* **EXERCISE MATERIALS**:
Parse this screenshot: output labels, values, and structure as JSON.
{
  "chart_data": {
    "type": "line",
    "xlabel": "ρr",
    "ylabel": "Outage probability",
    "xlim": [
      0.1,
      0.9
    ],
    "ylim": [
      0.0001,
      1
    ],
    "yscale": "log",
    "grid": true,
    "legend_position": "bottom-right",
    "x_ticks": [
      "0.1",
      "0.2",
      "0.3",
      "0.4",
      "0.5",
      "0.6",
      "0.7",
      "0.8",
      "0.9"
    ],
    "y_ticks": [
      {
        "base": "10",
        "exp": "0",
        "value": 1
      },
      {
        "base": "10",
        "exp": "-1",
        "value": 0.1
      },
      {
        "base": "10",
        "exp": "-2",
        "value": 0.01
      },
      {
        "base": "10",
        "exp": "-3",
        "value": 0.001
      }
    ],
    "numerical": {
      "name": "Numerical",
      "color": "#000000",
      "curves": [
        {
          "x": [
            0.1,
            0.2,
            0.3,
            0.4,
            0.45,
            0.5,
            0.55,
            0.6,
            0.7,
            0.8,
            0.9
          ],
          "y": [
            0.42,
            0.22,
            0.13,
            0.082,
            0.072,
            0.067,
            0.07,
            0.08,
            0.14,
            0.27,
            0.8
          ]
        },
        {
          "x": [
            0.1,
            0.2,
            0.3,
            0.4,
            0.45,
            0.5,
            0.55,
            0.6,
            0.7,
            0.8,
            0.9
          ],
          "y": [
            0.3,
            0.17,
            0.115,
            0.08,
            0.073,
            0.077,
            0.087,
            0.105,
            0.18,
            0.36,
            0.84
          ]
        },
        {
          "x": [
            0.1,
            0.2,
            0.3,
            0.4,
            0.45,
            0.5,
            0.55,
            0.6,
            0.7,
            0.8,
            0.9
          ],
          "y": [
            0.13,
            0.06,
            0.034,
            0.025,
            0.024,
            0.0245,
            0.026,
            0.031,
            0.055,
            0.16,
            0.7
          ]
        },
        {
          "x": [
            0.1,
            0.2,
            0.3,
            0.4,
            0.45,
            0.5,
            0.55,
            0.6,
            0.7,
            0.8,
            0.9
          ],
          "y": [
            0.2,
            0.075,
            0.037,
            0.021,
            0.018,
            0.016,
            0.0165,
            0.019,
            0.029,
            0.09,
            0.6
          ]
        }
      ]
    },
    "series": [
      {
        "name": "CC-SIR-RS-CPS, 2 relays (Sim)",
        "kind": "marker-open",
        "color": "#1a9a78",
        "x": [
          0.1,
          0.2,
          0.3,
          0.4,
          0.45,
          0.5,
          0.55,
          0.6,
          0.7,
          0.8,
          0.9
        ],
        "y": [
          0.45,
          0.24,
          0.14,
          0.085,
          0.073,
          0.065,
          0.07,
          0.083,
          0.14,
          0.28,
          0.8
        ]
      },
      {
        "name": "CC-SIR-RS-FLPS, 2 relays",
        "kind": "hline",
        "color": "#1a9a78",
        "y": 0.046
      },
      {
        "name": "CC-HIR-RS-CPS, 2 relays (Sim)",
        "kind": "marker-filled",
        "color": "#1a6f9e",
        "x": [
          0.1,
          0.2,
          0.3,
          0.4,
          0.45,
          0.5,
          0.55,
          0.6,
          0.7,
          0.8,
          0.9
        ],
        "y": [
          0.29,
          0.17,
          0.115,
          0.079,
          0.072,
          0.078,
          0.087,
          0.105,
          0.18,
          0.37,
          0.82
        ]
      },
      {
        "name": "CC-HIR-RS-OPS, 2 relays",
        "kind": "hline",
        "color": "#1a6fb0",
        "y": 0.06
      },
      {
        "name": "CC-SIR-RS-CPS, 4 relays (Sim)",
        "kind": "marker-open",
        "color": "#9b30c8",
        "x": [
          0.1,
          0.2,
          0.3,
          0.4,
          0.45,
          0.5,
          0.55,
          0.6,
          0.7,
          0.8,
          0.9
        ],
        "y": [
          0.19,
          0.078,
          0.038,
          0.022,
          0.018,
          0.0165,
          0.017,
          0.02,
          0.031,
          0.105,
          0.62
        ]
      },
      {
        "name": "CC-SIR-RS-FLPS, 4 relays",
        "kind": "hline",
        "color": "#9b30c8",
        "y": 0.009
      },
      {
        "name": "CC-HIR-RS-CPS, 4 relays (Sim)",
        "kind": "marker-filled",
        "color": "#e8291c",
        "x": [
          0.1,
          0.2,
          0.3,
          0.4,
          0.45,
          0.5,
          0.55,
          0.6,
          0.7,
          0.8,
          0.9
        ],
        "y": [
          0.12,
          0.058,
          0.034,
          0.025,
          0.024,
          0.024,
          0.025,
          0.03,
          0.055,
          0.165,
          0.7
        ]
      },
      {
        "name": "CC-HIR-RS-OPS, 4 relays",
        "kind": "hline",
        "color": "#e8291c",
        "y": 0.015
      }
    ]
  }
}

==

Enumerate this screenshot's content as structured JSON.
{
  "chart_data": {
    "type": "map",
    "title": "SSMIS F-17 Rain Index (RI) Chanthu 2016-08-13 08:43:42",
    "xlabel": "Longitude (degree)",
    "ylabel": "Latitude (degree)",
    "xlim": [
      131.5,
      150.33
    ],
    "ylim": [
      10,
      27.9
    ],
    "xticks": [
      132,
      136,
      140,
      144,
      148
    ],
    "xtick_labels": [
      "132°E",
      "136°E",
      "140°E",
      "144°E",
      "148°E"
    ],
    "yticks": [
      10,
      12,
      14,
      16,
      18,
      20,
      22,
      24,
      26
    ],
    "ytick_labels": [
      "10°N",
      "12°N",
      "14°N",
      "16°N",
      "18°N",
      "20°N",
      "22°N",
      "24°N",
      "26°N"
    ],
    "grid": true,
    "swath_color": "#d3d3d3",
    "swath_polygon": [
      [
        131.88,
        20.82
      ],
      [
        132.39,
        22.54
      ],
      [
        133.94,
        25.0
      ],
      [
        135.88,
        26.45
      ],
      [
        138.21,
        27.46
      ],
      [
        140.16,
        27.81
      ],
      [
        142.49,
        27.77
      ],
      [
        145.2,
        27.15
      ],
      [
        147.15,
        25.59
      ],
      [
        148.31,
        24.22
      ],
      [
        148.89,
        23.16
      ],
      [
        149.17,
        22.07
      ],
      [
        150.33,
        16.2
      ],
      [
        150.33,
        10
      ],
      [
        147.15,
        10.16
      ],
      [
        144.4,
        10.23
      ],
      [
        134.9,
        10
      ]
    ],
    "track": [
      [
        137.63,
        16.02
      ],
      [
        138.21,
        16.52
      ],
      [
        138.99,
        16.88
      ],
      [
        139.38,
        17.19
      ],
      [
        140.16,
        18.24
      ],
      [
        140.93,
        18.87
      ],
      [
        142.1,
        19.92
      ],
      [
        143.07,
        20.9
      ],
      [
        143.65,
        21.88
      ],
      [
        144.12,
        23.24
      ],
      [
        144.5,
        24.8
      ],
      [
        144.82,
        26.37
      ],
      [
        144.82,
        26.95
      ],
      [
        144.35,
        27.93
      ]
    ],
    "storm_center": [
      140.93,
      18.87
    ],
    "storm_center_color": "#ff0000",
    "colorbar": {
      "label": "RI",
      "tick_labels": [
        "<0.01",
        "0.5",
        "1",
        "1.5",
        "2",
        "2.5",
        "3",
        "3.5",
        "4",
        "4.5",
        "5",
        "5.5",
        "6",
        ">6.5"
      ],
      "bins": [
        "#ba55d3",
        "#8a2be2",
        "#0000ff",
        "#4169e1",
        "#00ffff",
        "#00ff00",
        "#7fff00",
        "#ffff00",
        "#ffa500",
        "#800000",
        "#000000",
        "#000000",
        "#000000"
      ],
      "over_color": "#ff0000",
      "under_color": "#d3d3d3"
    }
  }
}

* **TO DO**: Look over the listing. Pull out every line with the string "screenshot" in it.

* **SOLVED PROBLEM**:
Parse this screenshot: output labels, values, and structure as JSON.
Enumerate this screenshot's content as structured JSON.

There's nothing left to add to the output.